## [Requirement]
Write out the full listing again, exactly as it stands.

***** Supplied material *****

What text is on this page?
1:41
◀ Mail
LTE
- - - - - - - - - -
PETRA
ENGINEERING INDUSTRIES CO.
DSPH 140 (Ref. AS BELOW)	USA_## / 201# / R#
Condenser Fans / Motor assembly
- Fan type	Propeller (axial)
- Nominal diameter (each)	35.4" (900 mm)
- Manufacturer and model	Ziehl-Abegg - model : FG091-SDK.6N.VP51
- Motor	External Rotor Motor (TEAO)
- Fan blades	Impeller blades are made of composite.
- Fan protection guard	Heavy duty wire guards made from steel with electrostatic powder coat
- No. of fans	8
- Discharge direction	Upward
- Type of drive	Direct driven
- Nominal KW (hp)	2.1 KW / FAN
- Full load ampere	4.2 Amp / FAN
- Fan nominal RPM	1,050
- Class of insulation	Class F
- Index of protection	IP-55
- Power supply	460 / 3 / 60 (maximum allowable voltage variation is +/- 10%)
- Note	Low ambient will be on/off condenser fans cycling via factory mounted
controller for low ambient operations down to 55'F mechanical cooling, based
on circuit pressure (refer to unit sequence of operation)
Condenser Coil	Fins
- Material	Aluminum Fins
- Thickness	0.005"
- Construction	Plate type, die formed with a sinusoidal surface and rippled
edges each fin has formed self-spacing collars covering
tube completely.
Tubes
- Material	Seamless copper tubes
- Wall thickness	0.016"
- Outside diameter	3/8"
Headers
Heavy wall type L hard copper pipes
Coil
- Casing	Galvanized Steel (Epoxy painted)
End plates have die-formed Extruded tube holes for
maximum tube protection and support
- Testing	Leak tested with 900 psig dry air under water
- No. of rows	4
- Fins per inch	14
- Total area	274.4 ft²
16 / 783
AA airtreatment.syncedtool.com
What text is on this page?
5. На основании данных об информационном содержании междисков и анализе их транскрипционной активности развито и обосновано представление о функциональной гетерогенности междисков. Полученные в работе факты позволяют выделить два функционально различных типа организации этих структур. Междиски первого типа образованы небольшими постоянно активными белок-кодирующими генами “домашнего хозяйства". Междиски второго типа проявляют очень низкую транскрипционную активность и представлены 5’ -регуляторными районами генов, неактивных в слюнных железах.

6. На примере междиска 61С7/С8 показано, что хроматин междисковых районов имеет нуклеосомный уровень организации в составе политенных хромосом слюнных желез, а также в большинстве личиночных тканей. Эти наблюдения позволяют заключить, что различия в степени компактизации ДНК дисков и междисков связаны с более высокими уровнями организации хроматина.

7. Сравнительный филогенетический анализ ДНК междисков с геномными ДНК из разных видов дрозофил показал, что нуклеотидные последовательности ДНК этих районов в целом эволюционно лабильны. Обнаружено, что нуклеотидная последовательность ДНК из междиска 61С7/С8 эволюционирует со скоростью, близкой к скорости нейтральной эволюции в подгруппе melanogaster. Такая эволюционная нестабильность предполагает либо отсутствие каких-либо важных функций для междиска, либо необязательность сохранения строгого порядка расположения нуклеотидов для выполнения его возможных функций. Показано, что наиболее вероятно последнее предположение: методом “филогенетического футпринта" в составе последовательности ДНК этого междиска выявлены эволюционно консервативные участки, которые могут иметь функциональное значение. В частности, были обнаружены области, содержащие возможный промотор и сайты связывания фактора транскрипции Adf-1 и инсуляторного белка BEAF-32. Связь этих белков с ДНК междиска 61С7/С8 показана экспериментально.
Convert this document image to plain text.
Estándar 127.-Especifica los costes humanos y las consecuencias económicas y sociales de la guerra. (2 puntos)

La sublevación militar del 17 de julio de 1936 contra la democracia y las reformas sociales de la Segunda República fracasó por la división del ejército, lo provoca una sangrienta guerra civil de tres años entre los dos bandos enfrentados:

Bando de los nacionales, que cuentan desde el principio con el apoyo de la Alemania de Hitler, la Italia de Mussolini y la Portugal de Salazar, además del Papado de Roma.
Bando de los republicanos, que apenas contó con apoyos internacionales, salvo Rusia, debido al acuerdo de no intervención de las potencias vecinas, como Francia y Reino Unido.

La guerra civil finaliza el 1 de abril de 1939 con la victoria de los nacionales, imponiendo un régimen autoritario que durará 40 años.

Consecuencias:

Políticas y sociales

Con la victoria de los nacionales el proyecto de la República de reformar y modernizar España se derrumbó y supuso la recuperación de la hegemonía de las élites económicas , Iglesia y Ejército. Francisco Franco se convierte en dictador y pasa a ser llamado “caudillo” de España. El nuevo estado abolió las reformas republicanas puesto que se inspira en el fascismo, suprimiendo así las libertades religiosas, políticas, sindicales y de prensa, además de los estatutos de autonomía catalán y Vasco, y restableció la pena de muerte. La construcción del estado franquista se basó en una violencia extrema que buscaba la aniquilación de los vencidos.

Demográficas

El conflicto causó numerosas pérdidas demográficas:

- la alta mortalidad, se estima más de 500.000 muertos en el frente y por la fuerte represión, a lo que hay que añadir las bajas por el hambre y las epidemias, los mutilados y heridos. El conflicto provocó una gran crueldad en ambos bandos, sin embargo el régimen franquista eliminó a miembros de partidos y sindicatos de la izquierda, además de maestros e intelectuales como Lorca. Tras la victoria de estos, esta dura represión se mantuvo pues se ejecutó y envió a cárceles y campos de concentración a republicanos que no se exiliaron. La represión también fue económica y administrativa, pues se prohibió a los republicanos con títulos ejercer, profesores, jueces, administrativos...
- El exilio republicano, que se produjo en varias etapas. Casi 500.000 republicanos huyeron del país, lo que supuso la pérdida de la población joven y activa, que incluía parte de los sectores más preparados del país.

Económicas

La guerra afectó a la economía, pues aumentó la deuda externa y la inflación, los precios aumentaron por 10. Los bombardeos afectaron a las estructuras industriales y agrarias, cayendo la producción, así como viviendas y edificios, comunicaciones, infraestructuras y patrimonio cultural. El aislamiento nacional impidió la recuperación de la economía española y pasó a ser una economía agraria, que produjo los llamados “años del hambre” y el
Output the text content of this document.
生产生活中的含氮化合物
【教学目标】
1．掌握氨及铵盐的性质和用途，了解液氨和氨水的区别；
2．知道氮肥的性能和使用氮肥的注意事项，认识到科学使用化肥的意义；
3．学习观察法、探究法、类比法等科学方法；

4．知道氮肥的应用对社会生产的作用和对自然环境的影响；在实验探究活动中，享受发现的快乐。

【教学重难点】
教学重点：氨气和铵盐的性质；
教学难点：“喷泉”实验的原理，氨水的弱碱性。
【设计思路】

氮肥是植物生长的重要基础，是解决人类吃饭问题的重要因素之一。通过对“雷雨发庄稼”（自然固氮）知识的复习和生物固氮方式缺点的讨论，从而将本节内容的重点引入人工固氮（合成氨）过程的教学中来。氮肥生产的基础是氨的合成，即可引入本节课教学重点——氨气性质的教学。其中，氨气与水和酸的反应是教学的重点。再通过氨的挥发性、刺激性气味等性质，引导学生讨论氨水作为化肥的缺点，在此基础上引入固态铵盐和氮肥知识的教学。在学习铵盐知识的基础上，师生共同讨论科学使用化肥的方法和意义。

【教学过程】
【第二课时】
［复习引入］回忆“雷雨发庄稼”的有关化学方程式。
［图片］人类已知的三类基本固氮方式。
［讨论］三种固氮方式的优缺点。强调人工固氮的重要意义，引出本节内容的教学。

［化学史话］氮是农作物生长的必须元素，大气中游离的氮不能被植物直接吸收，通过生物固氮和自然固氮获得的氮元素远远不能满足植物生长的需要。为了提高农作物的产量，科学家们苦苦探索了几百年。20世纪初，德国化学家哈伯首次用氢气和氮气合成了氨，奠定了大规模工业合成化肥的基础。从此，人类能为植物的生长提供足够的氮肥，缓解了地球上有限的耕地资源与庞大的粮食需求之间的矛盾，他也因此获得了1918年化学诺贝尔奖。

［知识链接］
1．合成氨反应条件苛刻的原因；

*****

## [Complete output]
What text is on this page?
1:41
◀ Mail
LTE
- - - - - - - - - -
PETRA
ENGINEERING INDUSTRIES CO.
DSPH 140 (Ref. AS BELOW)	USA_## / 201# / R#
Condenser Fans / Motor assembly
- Fan type	Propeller (axial)
- Nominal diameter (each)	35.4" (900 mm)
- Manufacturer and model	Ziehl-Abegg - model : FG091-SDK.6N.VP51
- Motor	External Rotor Motor (TEAO)
- Fan blades	Impeller blades are made of composite.
- Fan protection guard	Heavy duty wire guards made from steel with electrostatic powder coat
- No. of fans	8
- Discharge direction	Upward
- Type of drive	Direct driven
- Nominal KW (hp)	2.1 KW / FAN
- Full load ampere	4.2 Amp / FAN
- Fan nominal RPM	1,050
- Class of insulation	Class F
- Index of protection	IP-55
- Power supply	460 / 3 / 60 (maximum allowable voltage variation is +/- 10%)
- Note	Low ambient will be on/off condenser fans cycling via factory mounted
controller for low ambient operations down to 55'F mechanical cooling, based
on circuit pressure (refer to unit sequence of operation)
Condenser Coil	Fins
- Material	Aluminum Fins
- Thickness	0.005"
- Construction	Plate type, die formed with a sinusoidal surface and rippled
edges each fin has formed self-spacing collars covering
tube completely.
Tubes
- Material	Seamless copper tubes
- Wall thickness	0.016"
- Outside diameter	3/8"
Headers
Heavy wall type L hard copper pipes
Coil
- Casing	Galvanized Steel (Epoxy painted)
End plates have die-formed Extruded tube holes for
maximum tube protection and support
- Testing	Leak tested with 900 psig dry air under water
- No. of rows	4
- Fins per inch	14
- Total area	274.4 ft²
16 / 783
AA airtreatment.syncedtool.com
What text is on this page?
5. На основании данных об информационном содержании междисков и анализе их транскрипционной активности развито и обосновано представление о функциональной гетерогенности междисков. Полученные в работе факты позволяют выделить два функционально различных типа организации этих структур. Междиски первого типа образованы небольшими постоянно активными белок-кодирующими генами “домашнего хозяйства". Междиски второго типа проявляют очень низкую транскрипционную активность и представлены 5’ -регуляторными районами генов, неактивных в слюнных железах.

6. На примере междиска 61С7/С8 показано, что хроматин междисковых районов имеет нуклеосомный уровень организации в составе политенных хромосом слюнных желез, а также в большинстве личиночных тканей. Эти наблюдения позволяют заключить, что различия в степени компактизации ДНК дисков и междисков связаны с более высокими уровнями организации хроматина.

7. Сравнительный филогенетический анализ ДНК междисков с геномными ДНК из разных видов дрозофил показал, что нуклеотидные последовательности ДНК этих районов в целом эволюционно лабильны. Обнаружено, что нуклеотидная последовательность ДНК из междиска 61С7/С8 эволюционирует со скоростью, близкой к скорости нейтральной эволюции в подгруппе melanogaster. Такая эволюционная нестабильность предполагает либо отсутствие каких-либо важных функций для междиска, либо необязательность сохранения строгого порядка расположения нуклеотидов для выполнения его возможных функций. Показано, что наиболее вероятно последнее предположение: методом “филогенетического футпринта" в составе последовательности ДНК этого междиска выявлены эволюционно консервативные участки, которые могут иметь функциональное значение. В частности, были обнаружены области, содержащие возможный промотор и сайты связывания фактора транскрипции Adf-1 и инсуляторного белка BEAF-32. Связь этих белков с ДНК междиска 61С7/С8 показана экспериментально.
Convert this document image to plain text.
Estándar 127.-Especifica los costes humanos y las consecuencias económicas y sociales de la guerra. (2 puntos)

La sublevación militar del 17 de julio de 1936 contra la democracia y las reformas sociales de la Segunda República fracasó por la división del ejército, lo provoca una sangrienta guerra civil de tres años entre los dos bandos enfrentados:

Bando de los nacionales, que cuentan desde el principio con el apoyo de la Alemania de Hitler, la Italia de Mussolini y la Portugal de Salazar, además del Papado de Roma.
Bando de los republicanos, que apenas contó con apoyos internacionales, salvo Rusia, debido al acuerdo de no intervención de las potencias vecinas, como Francia y Reino Unido.

La guerra civil finaliza el 1 de abril de 1939 con la victoria de los nacionales, imponiendo un régimen autoritario que durará 40 años.

Consecuencias:

Políticas y sociales

Con la victoria de los nacionales el proyecto de la República de reformar y modernizar España se derrumbó y supuso la recuperación de la hegemonía de las élites económicas , Iglesia y Ejército. Francisco Franco se convierte en dictador y pasa a ser llamado “caudillo” de España. El nuevo estado abolió las reformas republicanas puesto que se inspira en el fascismo, suprimiendo así las libertades religiosas, políticas, sindicales y de prensa, además de los estatutos de autonomía catalán y Vasco, y restableció la pena de muerte. La construcción del estado franquista se basó en una violencia extrema que buscaba la aniquilación de los vencidos.

Demográficas

El conflicto causó numerosas pérdidas demográficas:

- la alta mortalidad, se estima más de 500.000 muertos en el frente y por la fuerte represión, a lo que hay que añadir las bajas por el hambre y las epidemias, los mutilados y heridos. El conflicto provocó una gran crueldad en ambos bandos, sin embargo el régimen franquista eliminó a miembros de partidos y sindicatos de la izquierda, además de maestros e intelectuales como Lorca. Tras la victoria de estos, esta dura represión se mantuvo pues se ejecutó y envió a cárceles y campos de concentración a republicanos que no se exiliaron. La represión también fue económica y administrativa, pues se prohibió a los republicanos con títulos ejercer, profesores, jueces, administrativos...
- El exilio republicano, que se produjo en varias etapas. Casi 500.000 republicanos huyeron del país, lo que supuso la pérdida de la población joven y activa, que incluía parte de los sectores más preparados del país.

Económicas

La guerra afectó a la economía, pues aumentó la deuda externa y la inflación, los precios aumentaron por 10. Los bombardeos afectaron a las estructuras industriales y agrarias, cayendo la producción, así como viviendas y edificios, comunicaciones, infraestructuras y patrimonio cultural. El aislamiento nacional impidió la recuperación de la economía española y pasó a ser una economía agraria, que produjo los llamados “años del hambre” y el
Output the text content of this document.
生产生活中的含氮化合物
【教学目标】
1．掌握氨及铵盐的性质和用途，了解液氨和氨水的区别；
2．知道氮肥的性能和使用氮肥的注意事项，认识到科学使用化肥的意义；
3．学习观察法、探究法、类比法等科学方法；

4．知道氮肥的应用对社会生产的作用和对自然环境的影响；在实验探究活动中，享受发现的快乐。

【教学重难点】
教学重点：氨气和铵盐的性质；
教学难点：“喷泉”实验的原理，氨水的弱碱性。
【设计思路】

氮肥是植物生长的重要基础，是解决人类吃饭问题的重要因素之一。通过对“雷雨发庄稼”（自然固氮）知识的复习和生物固氮方式缺点的讨论，从而将本节内容的重点引入人工固氮（合成氨）过程的教学中来。氮肥生产的基础是氨的合成，即可引入本节课教学重点——氨气性质的教学。其中，氨气与水和酸的反应是教学的重点。再通过氨的挥发性、刺激性气味等性质，引导学生讨论氨水作为化肥的缺点，在此基础上引入固态铵盐和氮肥知识的教学。在学习铵盐知识的基础上，师生共同讨论科学使用化肥的方法和意义。

【教学过程】
【第二课时】
［复习引入］回忆“雷雨发庄稼”的有关化学方程式。
［图片］人类已知的三类基本固氮方式。
［讨论］三种固氮方式的优缺点。强调人工固氮的重要意义，引出本节内容的教学。

［化学史话］氮是农作物生长的必须元素，大气中游离的氮不能被植物直接吸收，通过生物固氮和自然固氮获得的氮元素远远不能满足植物生长的需要。为了提高农作物的产量，科学家们苦苦探索了几百年。20世纪初，德国化学家哈伯首次用氢气和氮气合成了氨，奠定了大规模工业合成化肥的基础。从此，人类能为植物的生长提供足够的氮肥，缓解了地球上有限的耕地资源与庞大的粮食需求之间的矛盾，他也因此获得了1918年化学诺贝尔奖。

［知识链接］
1．合成氨反应条件苛刻的原因；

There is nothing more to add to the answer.